- **Votre objectif**
Recopiez la partie qui commence à la ligne contenant « - candle-body: [597, 106, 609, 129] » et se termine à celle contenant « - candle-body: [837, 89, 849, 117] ». Remplacez-y « macd-histogram » par « macd-bar » sans rien modifier d'autre.

- **Enregistrements bruts**
------

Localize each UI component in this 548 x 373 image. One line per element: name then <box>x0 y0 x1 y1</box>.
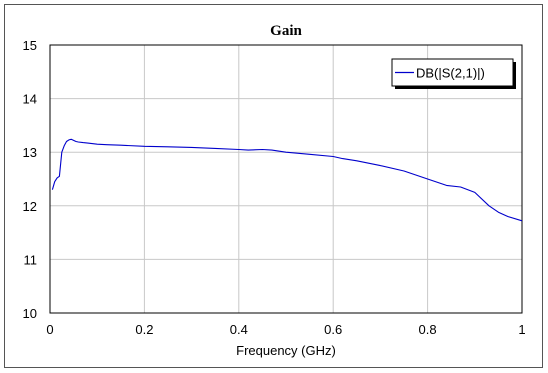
plot-area <box>49 44 523 314</box>
y-axis-ticks: 10 11 12 13 14 15 <box>23 38 37 321</box>
y-tick-label: 14 <box>23 92 37 107</box>
x-tick-label: 0.8 <box>419 322 437 337</box>
x-tick-label: 0.2 <box>135 322 153 337</box>
x-tick-label: 1 <box>518 322 525 337</box>
x-axis-ticks: 0 0.2 0.4 0.6 0.8 1 <box>46 322 525 337</box>
y-tick-label: 11 <box>24 252 38 267</box>
series-line <box>51 138 523 222</box>
y-tick-label: 15 <box>23 38 37 53</box>
series-layer <box>51 138 523 222</box>
chart-title: Gain <box>270 23 302 39</box>
legend: DB(|S(2,1)|) <box>391 58 516 89</box>
x-tick-label: 0 <box>46 322 53 337</box>
grid <box>50 45 522 313</box>
x-tick-label: 0.6 <box>324 322 342 337</box>
legend-entry: DB(|S(2,1)|) <box>416 66 485 81</box>
x-axis-label: Frequency (GHz) <box>236 343 336 358</box>
y-tick-label: 10 <box>23 306 37 321</box>
x-tick-label: 0.4 <box>230 322 248 337</box>
y-tick-label: 12 <box>23 199 37 214</box>
y-tick-label: 13 <box>23 145 37 160</box>
legend-box <box>391 58 514 87</box>
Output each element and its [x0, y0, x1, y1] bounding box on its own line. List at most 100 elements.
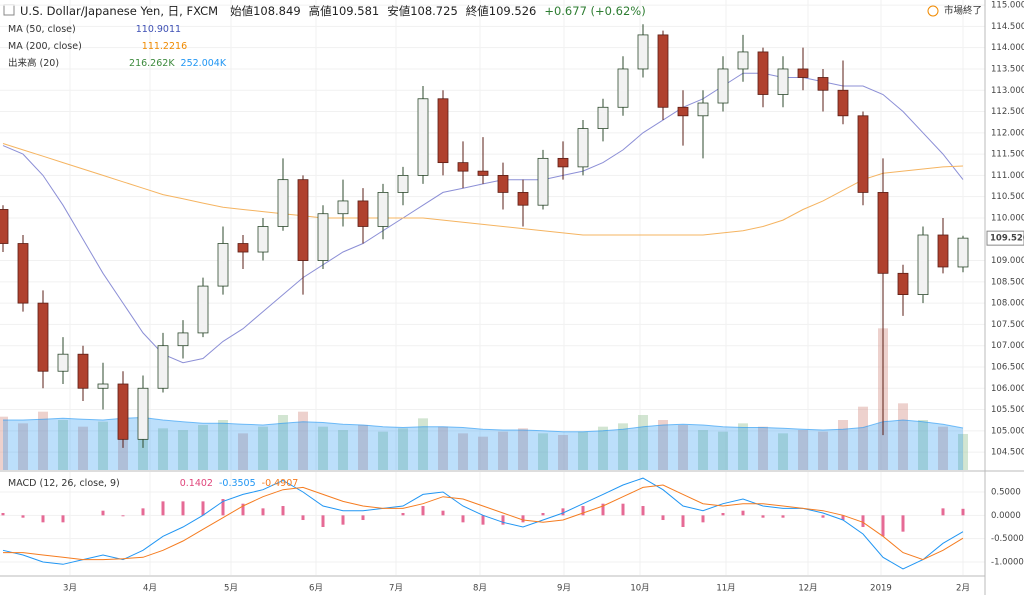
- candle-body: [597, 106, 609, 129]
- macd-histogram: [461, 515, 465, 523]
- macd-histogram: [181, 501, 185, 516]
- ohlc-value: 109.581: [332, 4, 380, 18]
- macd-histogram: [281, 506, 285, 516]
- macd-histogram: [341, 515, 345, 525]
- candle-body: [837, 89, 849, 117]
- legend-row: MACD (12, 26, close, 9) 0.1402 -0.3505 -0.4…: [8, 478, 298, 489]
- candle-body: [877, 192, 889, 274]
- macd-histogram: [141, 508, 145, 516]
- y-tick-label: 110.500: [991, 192, 1024, 202]
- candle-body: [137, 387, 149, 440]
- y-tick-label: 112.000: [991, 128, 1024, 138]
- y-tick-label: 113.500: [991, 64, 1024, 74]
- volume-bar: [958, 433, 968, 470]
- macd-histogram: [861, 515, 865, 527]
- volume-bar: [738, 423, 748, 470]
- y-tick-label: 106.500: [991, 362, 1024, 372]
- y-tick-label: 115.000: [991, 1, 1024, 11]
- macd-histogram: [501, 515, 505, 525]
- macd-histogram: [941, 508, 945, 516]
- candle-body: [457, 162, 469, 172]
- price-change: +0.677 (+0.62%): [544, 4, 645, 18]
- volume-bar: [718, 431, 728, 470]
- candle-body: [177, 332, 189, 347]
- macd-histogram: [881, 515, 885, 537]
- y-tick-label: 108.500: [991, 277, 1024, 287]
- x-tick-label: 6月: [309, 584, 323, 594]
- y-tick-label: 111.500: [991, 150, 1024, 160]
- x-tick-label: 9月: [557, 584, 571, 594]
- candle-body: [417, 98, 429, 176]
- legend-row: MA (200, close) 111.2216: [8, 41, 187, 52]
- volume-bar: [758, 426, 768, 470]
- macd-histogram: [901, 515, 905, 532]
- y-tick-label: 106.000: [991, 384, 1024, 394]
- macd-histogram: [641, 506, 645, 516]
- candle-body: [937, 234, 949, 268]
- candle-body: [377, 192, 389, 227]
- legend-value: 252.004K: [181, 58, 227, 69]
- candle-body: [117, 383, 129, 440]
- candle-body: [797, 68, 809, 78]
- candle-body: [477, 170, 489, 176]
- volume-bar: [338, 430, 348, 470]
- macd-histogram: [701, 515, 705, 523]
- volume-bar: [218, 420, 228, 470]
- volume-bar: [558, 435, 568, 470]
- moving-average: [2, 143, 964, 236]
- volume-bar: [498, 431, 508, 470]
- candle-body: [557, 157, 569, 168]
- signal-line: [3, 484, 964, 561]
- macd-histogram: [61, 515, 65, 523]
- candle-body: [777, 68, 789, 95]
- legend-value: -0.4907: [262, 478, 299, 489]
- volume-bar: [438, 426, 448, 470]
- macd-histogram: [821, 515, 825, 518]
- volume-bar: [38, 411, 48, 470]
- volume-bar: [58, 420, 68, 470]
- volume-bar: [698, 430, 708, 470]
- volume-bar: [278, 415, 288, 470]
- legend-value: 111.2216: [142, 41, 187, 52]
- y-tick-label: 105.500: [991, 405, 1024, 415]
- candle-body: [357, 200, 369, 227]
- macd-histogram: [841, 515, 845, 521]
- candle-body: [0, 209, 9, 244]
- macd-histogram: [621, 503, 625, 516]
- volume-bar: [258, 426, 268, 470]
- volume-bar: [318, 426, 328, 470]
- price-marker: [986, 230, 1024, 246]
- y-tick-label: 0.0000: [991, 511, 1021, 521]
- macd-histogram: [561, 508, 565, 516]
- legend-row: 出来高 (20) 216.262K 252.004K: [8, 57, 227, 69]
- volume-bar: [638, 415, 648, 470]
- y-tick-label: -1.0000: [991, 557, 1024, 567]
- candle-body: [697, 102, 709, 117]
- y-tick-label: 109.000: [991, 256, 1024, 266]
- macd-histogram: [101, 510, 105, 516]
- x-tick-label: 10月: [630, 584, 649, 594]
- macd-histogram: [301, 515, 305, 521]
- volume-bar: [818, 431, 828, 470]
- volume-bar: [398, 428, 408, 470]
- candle-body: [77, 353, 89, 389]
- candle-body: [57, 353, 69, 372]
- legend-name: MA (50, close): [8, 24, 76, 35]
- status-icon: [927, 5, 939, 17]
- candle-body: [497, 174, 509, 193]
- candle-body: [517, 192, 529, 206]
- candle-body: [197, 285, 209, 334]
- candle-body: [217, 243, 229, 287]
- candle-body: [717, 68, 729, 104]
- candle-body: [37, 302, 49, 372]
- volume-bar: [938, 426, 948, 470]
- ohlc-label: 高値: [309, 4, 332, 18]
- candle-body: [657, 34, 669, 108]
- macd-histogram: [401, 513, 405, 516]
- y-tick-label: 105.000: [991, 426, 1024, 436]
- volume-bar: [98, 421, 108, 470]
- x-tick-label: 12月: [798, 584, 817, 594]
- candle-body: [277, 179, 289, 227]
- volume-bar: [458, 433, 468, 470]
- ohlc-value: 108.725: [410, 4, 458, 18]
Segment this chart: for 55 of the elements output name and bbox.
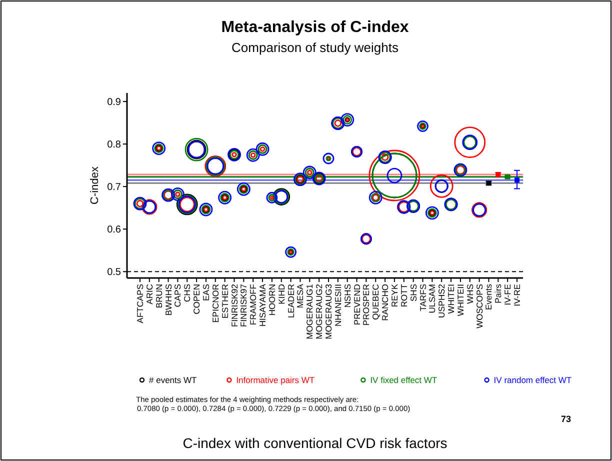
- legend-label: IV fixed effect WT: [370, 375, 438, 385]
- x-tick-label: HOORN: [266, 284, 277, 316]
- x-tick-label: Pairs: [493, 284, 504, 304]
- x-tick-label: WHITEII: [455, 284, 466, 316]
- x-tick-label: AFTCAPS: [135, 284, 145, 324]
- x-tick-label: FINRISK92: [229, 284, 240, 327]
- x-tick-label: MOGERAUG1: [304, 284, 315, 340]
- x-tick-label: EAS: [200, 284, 211, 302]
- x-tick-label: PROSPER: [361, 284, 372, 326]
- x-tick-label: CHS: [182, 284, 192, 302]
- legend-label: # events WT: [149, 375, 197, 385]
- x-tick-label: TARFS: [418, 284, 428, 312]
- x-tick-label: BWHHS: [163, 284, 174, 316]
- x-tick-label: FRAMOFF: [248, 284, 258, 326]
- text: C-index with conventional CVD risk factors: [182, 435, 448, 451]
- x-tick-label: BRUN: [154, 284, 164, 308]
- x-tick-label: MESA: [295, 284, 306, 308]
- x-tick-label: ARIC: [144, 284, 154, 304]
- chart-title: Meta-analysis of C-index: [221, 19, 409, 36]
- y-tick-label: 0.8: [107, 140, 122, 151]
- chart-subtitle: Comparison of study weights: [232, 40, 399, 55]
- x-tick-label: CAPS: [172, 284, 183, 308]
- x-tick-label: QUEBEC: [370, 284, 381, 320]
- x-tick-label: FINRISK97: [238, 284, 249, 327]
- x-tick-label: IV-FE: [502, 284, 513, 306]
- y-axis-title: C-index: [89, 166, 101, 204]
- x-tick-label: COPEN: [192, 284, 202, 314]
- text: 73: [560, 414, 572, 424]
- y-tick-label: 0.6: [107, 224, 122, 236]
- y-tick-label: 0.7: [107, 182, 122, 194]
- x-tick-label: Events: [484, 284, 494, 310]
- x-tick-label: NHANESIII: [332, 284, 343, 327]
- y-tick-label: 0.9: [107, 97, 122, 108]
- x-tick-label: NSHS: [342, 284, 352, 308]
- x-tick-label: HISAYAMA: [258, 284, 268, 327]
- y-tick-label: 0.5: [107, 267, 122, 278]
- legend-label: IV random effect WT: [494, 375, 572, 385]
- x-tick-label: WHS: [464, 284, 475, 304]
- x-tick-label: ROTT: [398, 284, 409, 308]
- x-tick-label: SHS: [408, 284, 418, 302]
- x-tick-label: KIHD: [276, 284, 286, 304]
- x-tick-label: PREVEND: [352, 284, 362, 326]
- x-tick-label: LEADER: [286, 284, 296, 318]
- x-tick-label: REYK: [389, 284, 400, 308]
- x-tick-label: WOSCOPS: [474, 284, 484, 328]
- legend-label: Informative pairs WT: [236, 375, 315, 385]
- x-tick-label: RANCHO: [380, 284, 390, 321]
- x-tick-label: IV-RE: [512, 284, 522, 306]
- x-tick-label: MOGERAUG2: [314, 284, 324, 340]
- x-tick-label: USPHS2: [436, 284, 447, 318]
- x-tick-label: MOGERAUG3: [324, 284, 334, 340]
- x-tick-label: ESTHER: [220, 284, 230, 318]
- x-tick-label: ULSAM: [427, 284, 438, 314]
- x-tick-label: WHITEI: [446, 284, 456, 314]
- x-tick-label: EPICNOR: [210, 284, 220, 323]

------

- **Réponse détaillée**
- candle-body: [597, 106, 609, 129]
- macd-bar: [461, 515, 465, 523]
- macd-bar: [181, 501, 185, 516]
- ohlc-value: 109.581: [332, 4, 380, 18]
- macd-bar: [281, 506, 285, 516]
- macd-bar: [341, 515, 345, 525]
- candle-body: [837, 89, 849, 117]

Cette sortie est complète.